[Short exercise]:
Among the lines below, count those with "vizsgálata". Give the total alone.

[Records contained in a dataset]:

++++++

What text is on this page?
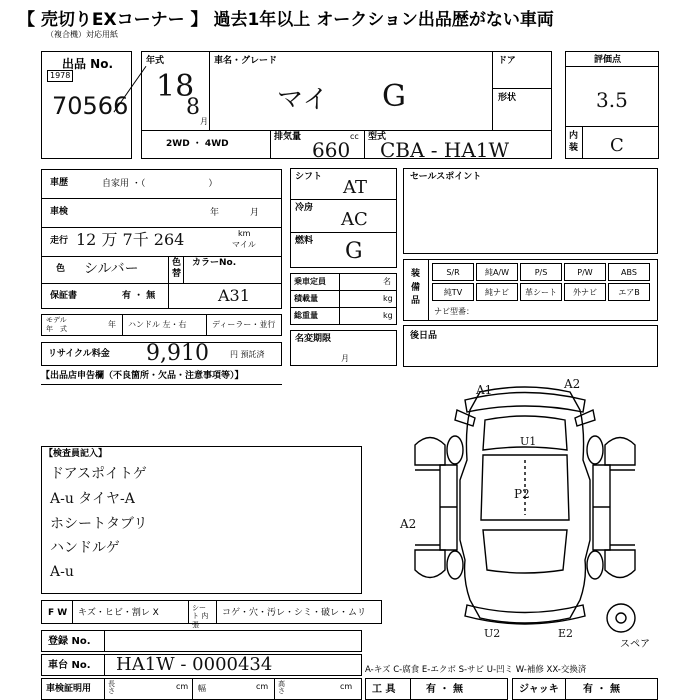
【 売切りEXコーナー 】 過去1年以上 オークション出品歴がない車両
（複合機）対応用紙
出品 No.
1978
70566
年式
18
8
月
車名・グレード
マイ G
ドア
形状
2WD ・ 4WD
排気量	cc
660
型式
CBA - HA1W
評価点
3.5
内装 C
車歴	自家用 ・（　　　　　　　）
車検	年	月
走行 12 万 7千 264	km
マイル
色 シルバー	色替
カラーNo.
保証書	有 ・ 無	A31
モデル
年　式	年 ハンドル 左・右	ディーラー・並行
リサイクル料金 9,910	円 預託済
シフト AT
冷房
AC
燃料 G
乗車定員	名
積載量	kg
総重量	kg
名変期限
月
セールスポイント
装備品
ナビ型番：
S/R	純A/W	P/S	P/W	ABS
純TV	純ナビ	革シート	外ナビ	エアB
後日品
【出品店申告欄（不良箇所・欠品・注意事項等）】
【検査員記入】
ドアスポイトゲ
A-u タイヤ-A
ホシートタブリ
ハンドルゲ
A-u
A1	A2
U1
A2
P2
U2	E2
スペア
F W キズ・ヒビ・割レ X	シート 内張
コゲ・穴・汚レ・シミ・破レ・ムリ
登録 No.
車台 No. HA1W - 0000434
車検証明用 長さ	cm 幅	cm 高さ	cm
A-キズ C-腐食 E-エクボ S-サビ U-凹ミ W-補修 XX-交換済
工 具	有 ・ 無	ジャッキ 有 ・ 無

++++++

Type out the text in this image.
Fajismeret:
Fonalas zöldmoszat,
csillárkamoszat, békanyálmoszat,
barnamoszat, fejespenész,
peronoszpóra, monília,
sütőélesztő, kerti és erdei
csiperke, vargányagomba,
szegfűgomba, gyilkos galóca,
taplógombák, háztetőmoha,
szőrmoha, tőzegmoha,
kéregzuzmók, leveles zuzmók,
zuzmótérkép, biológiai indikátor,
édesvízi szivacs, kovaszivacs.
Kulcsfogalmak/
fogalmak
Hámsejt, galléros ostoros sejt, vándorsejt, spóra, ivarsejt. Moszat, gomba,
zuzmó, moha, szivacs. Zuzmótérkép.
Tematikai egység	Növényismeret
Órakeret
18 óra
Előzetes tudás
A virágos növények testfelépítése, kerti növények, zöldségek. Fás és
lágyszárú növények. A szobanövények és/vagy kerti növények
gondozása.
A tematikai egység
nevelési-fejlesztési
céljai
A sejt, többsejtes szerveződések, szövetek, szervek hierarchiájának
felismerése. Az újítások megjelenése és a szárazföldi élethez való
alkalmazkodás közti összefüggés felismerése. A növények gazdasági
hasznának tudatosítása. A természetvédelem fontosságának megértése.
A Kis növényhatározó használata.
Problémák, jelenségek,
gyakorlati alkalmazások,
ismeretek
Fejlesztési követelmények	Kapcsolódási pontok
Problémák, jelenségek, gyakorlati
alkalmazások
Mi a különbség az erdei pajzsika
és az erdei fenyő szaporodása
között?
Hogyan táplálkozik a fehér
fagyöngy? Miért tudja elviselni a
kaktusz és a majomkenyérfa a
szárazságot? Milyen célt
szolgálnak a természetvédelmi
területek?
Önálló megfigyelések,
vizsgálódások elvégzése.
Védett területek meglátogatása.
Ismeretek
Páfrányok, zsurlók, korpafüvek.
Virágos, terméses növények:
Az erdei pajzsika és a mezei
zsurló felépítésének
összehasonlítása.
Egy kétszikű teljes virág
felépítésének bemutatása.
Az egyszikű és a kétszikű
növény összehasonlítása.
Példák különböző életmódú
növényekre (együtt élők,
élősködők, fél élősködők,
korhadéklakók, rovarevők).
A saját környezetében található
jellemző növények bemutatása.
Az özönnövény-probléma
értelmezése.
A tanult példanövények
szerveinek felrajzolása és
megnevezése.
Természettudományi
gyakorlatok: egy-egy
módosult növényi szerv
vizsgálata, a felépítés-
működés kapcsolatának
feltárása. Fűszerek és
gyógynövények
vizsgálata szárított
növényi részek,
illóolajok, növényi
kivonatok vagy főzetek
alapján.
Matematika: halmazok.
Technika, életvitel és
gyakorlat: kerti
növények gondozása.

++++++

[Task solution]:
2